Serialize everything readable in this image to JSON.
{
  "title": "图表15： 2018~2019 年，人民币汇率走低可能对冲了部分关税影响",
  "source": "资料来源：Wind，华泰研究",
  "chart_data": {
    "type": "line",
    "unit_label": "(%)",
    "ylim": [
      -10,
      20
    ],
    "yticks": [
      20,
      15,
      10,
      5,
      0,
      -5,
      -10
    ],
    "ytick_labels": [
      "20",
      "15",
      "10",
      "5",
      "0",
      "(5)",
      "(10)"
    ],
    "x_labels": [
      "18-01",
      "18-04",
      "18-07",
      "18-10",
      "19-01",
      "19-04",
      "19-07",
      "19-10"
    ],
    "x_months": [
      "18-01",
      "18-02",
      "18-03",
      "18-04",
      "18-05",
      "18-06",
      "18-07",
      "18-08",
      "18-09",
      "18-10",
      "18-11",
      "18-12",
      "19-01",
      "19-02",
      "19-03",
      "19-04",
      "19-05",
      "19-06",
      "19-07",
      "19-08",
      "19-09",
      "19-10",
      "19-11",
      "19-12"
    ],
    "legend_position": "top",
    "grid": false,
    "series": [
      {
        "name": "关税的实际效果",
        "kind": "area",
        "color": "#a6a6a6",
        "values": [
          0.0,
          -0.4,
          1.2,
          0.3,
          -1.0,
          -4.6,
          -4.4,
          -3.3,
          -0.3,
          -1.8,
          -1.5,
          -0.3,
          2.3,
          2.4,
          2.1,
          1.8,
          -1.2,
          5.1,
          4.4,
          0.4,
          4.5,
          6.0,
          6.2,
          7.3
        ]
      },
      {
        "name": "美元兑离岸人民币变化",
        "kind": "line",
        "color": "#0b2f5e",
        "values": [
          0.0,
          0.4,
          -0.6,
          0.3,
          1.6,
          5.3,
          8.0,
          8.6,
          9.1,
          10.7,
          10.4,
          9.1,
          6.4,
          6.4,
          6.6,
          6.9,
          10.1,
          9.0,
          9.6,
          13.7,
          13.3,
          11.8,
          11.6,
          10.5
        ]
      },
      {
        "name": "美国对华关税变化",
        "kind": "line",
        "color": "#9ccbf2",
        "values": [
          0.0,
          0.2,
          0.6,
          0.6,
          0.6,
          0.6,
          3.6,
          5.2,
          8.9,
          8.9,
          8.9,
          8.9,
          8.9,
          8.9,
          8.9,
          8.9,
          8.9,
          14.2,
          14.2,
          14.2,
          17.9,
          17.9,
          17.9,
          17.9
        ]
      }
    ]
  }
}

+---+

• Goal of the exercise
Copy the material above, line for line.

• Solved problem
Serialize everything readable in this image to JSON.
{
  "title": "图表15： 2018~2019 年，人民币汇率走低可能对冲了部分关税影响",
  "source": "资料来源：Wind，华泰研究",
  "chart_data": {
    "type": "line",
    "unit_label": "(%)",
    "ylim": [
      -10,
      20
    ],
    "yticks": [
      20,
      15,
      10,
      5,
      0,
      -5,
      -10
    ],
    "ytick_labels": [
      "20",
      "15",
      "10",
      "5",
      "0",
      "(5)",
      "(10)"
    ],
    "x_labels": [
      "18-01",
      "18-04",
      "18-07",
      "18-10",
      "19-01",
      "19-04",
      "19-07",
      "19-10"
    ],
    "x_months": [
      "18-01",
      "18-02",
      "18-03",
      "18-04",
      "18-05",
      "18-06",
      "18-07",
      "18-08",
      "18-09",
      "18-10",
      "18-11",
      "18-12",
      "19-01",
      "19-02",
      "19-03",
      "19-04",
      "19-05",
      "19-06",
      "19-07",
      "19-08",
      "19-09",
      "19-10",
      "19-11",
      "19-12"
    ],
    "legend_position": "top",
    "grid": false,
    "series": [
      {
        "name": "关税的实际效果",
        "kind": "area",
        "color": "#a6a6a6",
        "values": [
          0.0,
          -0.4,
          1.2,
          0.3,
          -1.0,
          -4.6,
          -4.4,
          -3.3,
          -0.3,
          -1.8,
          -1.5,
          -0.3,
          2.3,
          2.4,
          2.1,
          1.8,
          -1.2,
          5.1,
          4.4,
          0.4,
          4.5,
          6.0,
          6.2,
          7.3
        ]
      },
      {
        "name": "美元兑离岸人民币变化",
        "kind": "line",
        "color": "#0b2f5e",
        "values": [
          0.0,
          0.4,
          -0.6,
          0.3,
          1.6,
          5.3,
          8.0,
          8.6,
          9.1,
          10.7,
          10.4,
          9.1,
          6.4,
          6.4,
          6.6,
          6.9,
          10.1,
          9.0,
          9.6,
          13.7,
          13.3,
          11.8,
          11.6,
          10.5
        ]
      },
      {
        "name": "美国对华关税变化",
        "kind": "line",
        "color": "#9ccbf2",
        "values": [
          0.0,
          0.2,
          0.6,
          0.6,
          0.6,
          0.6,
          3.6,
          5.2,
          8.9,
          8.9,
          8.9,
          8.9,
          8.9,
          8.9,
          8.9,
          8.9,
          8.9,
          14.2,
          14.2,
          14.2,
          17.9,
          17.9,
          17.9,
          17.9
        ]
      }
    ]
  }
}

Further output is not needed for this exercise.